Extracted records
---------------

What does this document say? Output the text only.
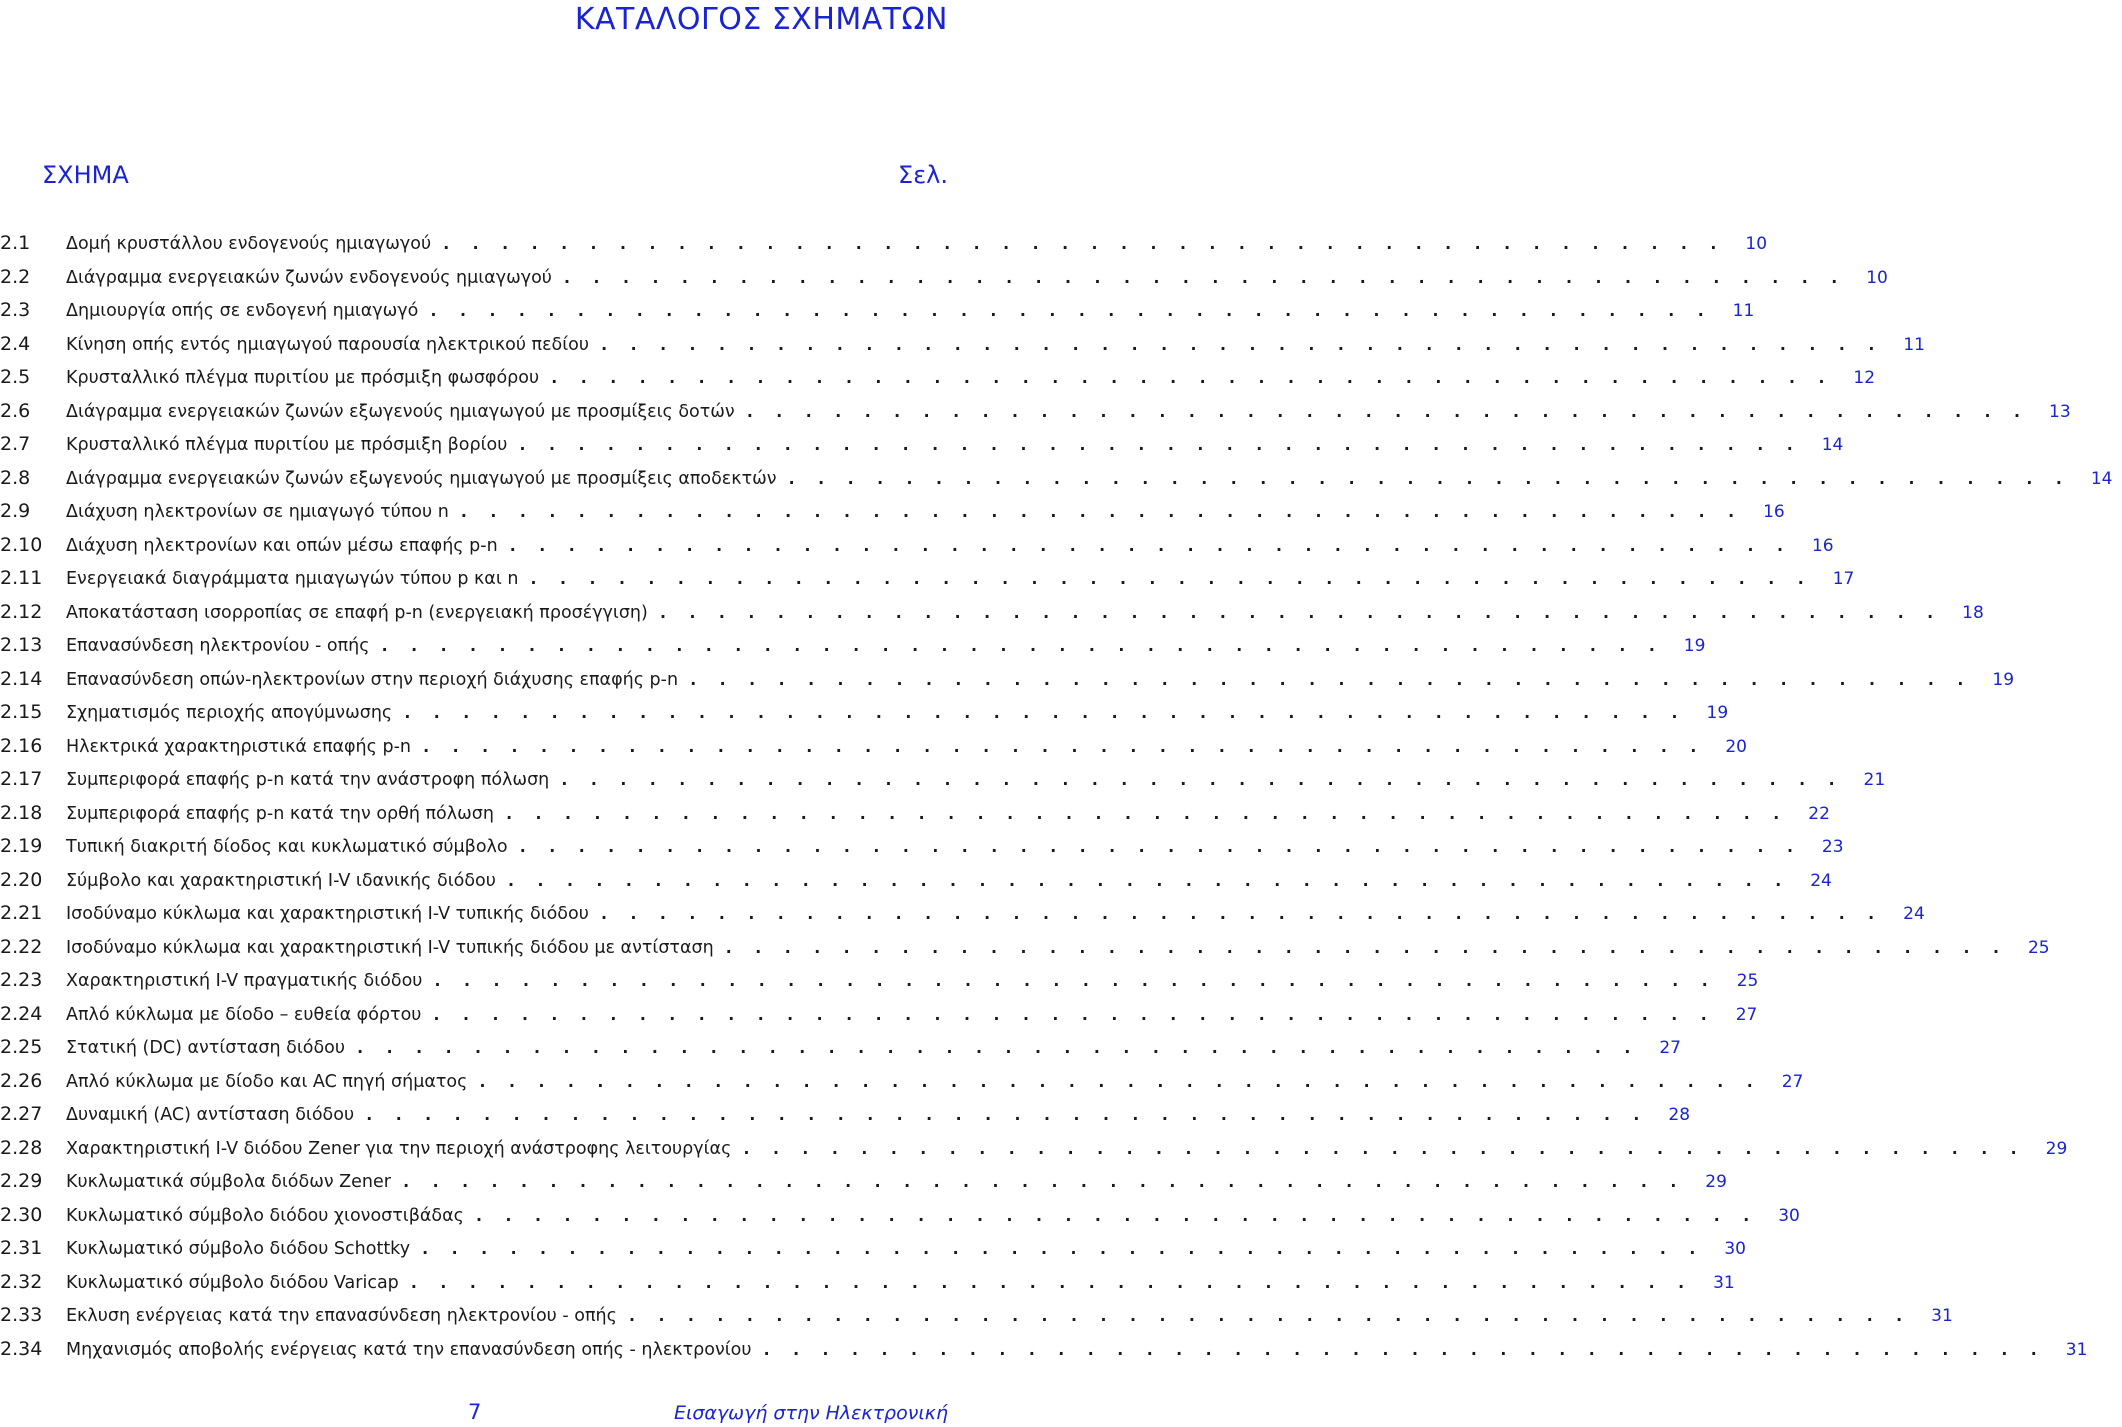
ΚΑΤΑΛΟΓΟΣ ΣΧΗΜΑΤΩΝ
ΣΧΗΜΑ	Σελ.
2.1	Δομή κρυστάλλου ενδογενούς ημιαγωγού . . . . . . . . . . . . . . . . . . . . . . . . . . . . . . . . . . . . . . . . . . . .	10
2.2	Διάγραμμα ενεργειακών ζωνών ενδογενούς ημιαγωγού . . . . . . . . . . . . . . . . . . . . . . . . . . . . . . . . . . . . . . . . . . . .	10
2.3	Δημιουργία οπής σε ενδογενή ημιαγωγό . . . . . . . . . . . . . . . . . . . . . . . . . . . . . . . . . . . . . . . . . . . .	11
2.4	Κίνηση οπής εντός ημιαγωγού παρουσία ηλεκτρικού πεδίου . . . . . . . . . . . . . . . . . . . . . . . . . . . . . . . . . . . . . . . . . . . .	11
2.5	Κρυσταλλικό πλέγμα πυριτίου με πρόσμιξη φωσφόρου . . . . . . . . . . . . . . . . . . . . . . . . . . . . . . . . . . . . . . . . . . . .	12
2.6	Διάγραμμα ενεργειακών ζωνών εξωγενούς ημιαγωγού με προσμίξεις δοτών . . . . . . . . . . . . . . . . . . . . . . . . . . . . . . . . . . . . . . . . . . . .	13
2.7	Κρυσταλλικό πλέγμα πυριτίου με πρόσμιξη βορίου . . . . . . . . . . . . . . . . . . . . . . . . . . . . . . . . . . . . . . . . . . . .	14
2.8	Διάγραμμα ενεργειακών ζωνών εξωγενούς ημιαγωγού με προσμίξεις αποδεκτών . . . . . . . . . . . . . . . . . . . . . . . . . . . . . . . . . . . . . . . . . . . .	14
2.9	Διάχυση ηλεκτρονίων σε ημιαγωγό τύπου n . . . . . . . . . . . . . . . . . . . . . . . . . . . . . . . . . . . . . . . . . . . .	16
2.10	Διάχυση ηλεκτρονίων και οπών μέσω επαφής p-n . . . . . . . . . . . . . . . . . . . . . . . . . . . . . . . . . . . . . . . . . . . .	16
2.11	Ενεργειακά διαγράμματα ημιαγωγών τύπου p και n . . . . . . . . . . . . . . . . . . . . . . . . . . . . . . . . . . . . . . . . . . . .	17
2.12	Αποκατάσταση ισορροπίας σε επαφή p-n (ενεργειακή προσέγγιση) . . . . . . . . . . . . . . . . . . . . . . . . . . . . . . . . . . . . . . . . . . . .	18
2.13	Επανασύνδεση ηλεκτρονίου - οπής . . . . . . . . . . . . . . . . . . . . . . . . . . . . . . . . . . . . . . . . . . . .	19
2.14	Επανασύνδεση οπών-ηλεκτρονίων στην περιοχή διάχυσης επαφής p-n . . . . . . . . . . . . . . . . . . . . . . . . . . . . . . . . . . . . . . . . . . . .	19
2.15	Σχηματισμός περιοχής απογύμνωσης . . . . . . . . . . . . . . . . . . . . . . . . . . . . . . . . . . . . . . . . . . . .	19
2.16	Ηλεκτρικά χαρακτηριστικά επαφής p-n . . . . . . . . . . . . . . . . . . . . . . . . . . . . . . . . . . . . . . . . . . . .	20
2.17	Συμπεριφορά επαφής p-n κατά την ανάστροφη πόλωση . . . . . . . . . . . . . . . . . . . . . . . . . . . . . . . . . . . . . . . . . . . .	21
2.18	Συμπεριφορά επαφής p-n κατά την ορθή πόλωση . . . . . . . . . . . . . . . . . . . . . . . . . . . . . . . . . . . . . . . . . . . .	22
2.19	Τυπική διακριτή δίοδος και κυκλωματικό σύμβολο . . . . . . . . . . . . . . . . . . . . . . . . . . . . . . . . . . . . . . . . . . . .	23
2.20	Σύμβολο και χαρακτηριστική I-V ιδανικής διόδου . . . . . . . . . . . . . . . . . . . . . . . . . . . . . . . . . . . . . . . . . . . .	24
2.21	Ισοδύναμο κύκλωμα και χαρακτηριστική I-V τυπικής διόδου . . . . . . . . . . . . . . . . . . . . . . . . . . . . . . . . . . . . . . . . . . . .	24
2.22	Ισοδύναμο κύκλωμα και χαρακτηριστική I-V τυπικής διόδου με αντίσταση . . . . . . . . . . . . . . . . . . . . . . . . . . . . . . . . . . . . . . . . . . . .	25
2.23	Χαρακτηριστική I-V πραγματικής διόδου . . . . . . . . . . . . . . . . . . . . . . . . . . . . . . . . . . . . . . . . . . . .	25
2.24	Απλό κύκλωμα με δίοδο – ευθεία φόρτου . . . . . . . . . . . . . . . . . . . . . . . . . . . . . . . . . . . . . . . . . . . .	27
2.25	Στατική (DC) αντίσταση διόδου . . . . . . . . . . . . . . . . . . . . . . . . . . . . . . . . . . . . . . . . . . . .	27
2.26	Απλό κύκλωμα με δίοδο και AC πηγή σήματος . . . . . . . . . . . . . . . . . . . . . . . . . . . . . . . . . . . . . . . . . . . .	27
2.27	Δυναμική (AC) αντίσταση διόδου . . . . . . . . . . . . . . . . . . . . . . . . . . . . . . . . . . . . . . . . . . . .	28
2.28	Χαρακτηριστική I-V διόδου Zener για την περιοχή ανάστροφης λειτουργίας . . . . . . . . . . . . . . . . . . . . . . . . . . . . . . . . . . . . . . . . . . . .	29
2.29	Κυκλωματικά σύμβολα διόδων Zener . . . . . . . . . . . . . . . . . . . . . . . . . . . . . . . . . . . . . . . . . . . .	29
2.30	Κυκλωματικό σύμβολο διόδου χιονοστιβάδας . . . . . . . . . . . . . . . . . . . . . . . . . . . . . . . . . . . . . . . . . . . .	30
2.31	Κυκλωματικό σύμβολο διόδου Schottky . . . . . . . . . . . . . . . . . . . . . . . . . . . . . . . . . . . . . . . . . . . .	30
2.32	Κυκλωματικό σύμβολο διόδου Varicap . . . . . . . . . . . . . . . . . . . . . . . . . . . . . . . . . . . . . . . . . . . .	31
2.33	Εκλυση ενέργειας κατά την επανασύνδεση ηλεκτρονίου - οπής . . . . . . . . . . . . . . . . . . . . . . . . . . . . . . . . . . . . . . . . . . . .	31
2.34	Μηχανισμός αποβολής ενέργειας κατά την επανασύνδεση οπής - ηλεκτρονίου . . . . . . . . . . . . . . . . . . . . . . . . . . . . . . . . . . . . . . . . . . . .	31
7	Εισαγωγή στην Ηλεκτρονική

---------------

- **Task details**: Copy out every line in the entries above that holds "τυπικής".

- **Exercise response**:
2.21	Ισοδύναμο κύκλωμα και χαρακτηριστική I-V τυπικής διόδου . . . . . . . . . . . . . . . . . . . . . . . . . . . . . . . . . . . . . . . . . . . .	24
2.22	Ισοδύναμο κύκλωμα και χαρακτηριστική I-V τυπικής διόδου με αντίσταση . . . . . . . . . . . . . . . . . . . . . . . . . . . . . . . . . . . . . . . . . . . .	25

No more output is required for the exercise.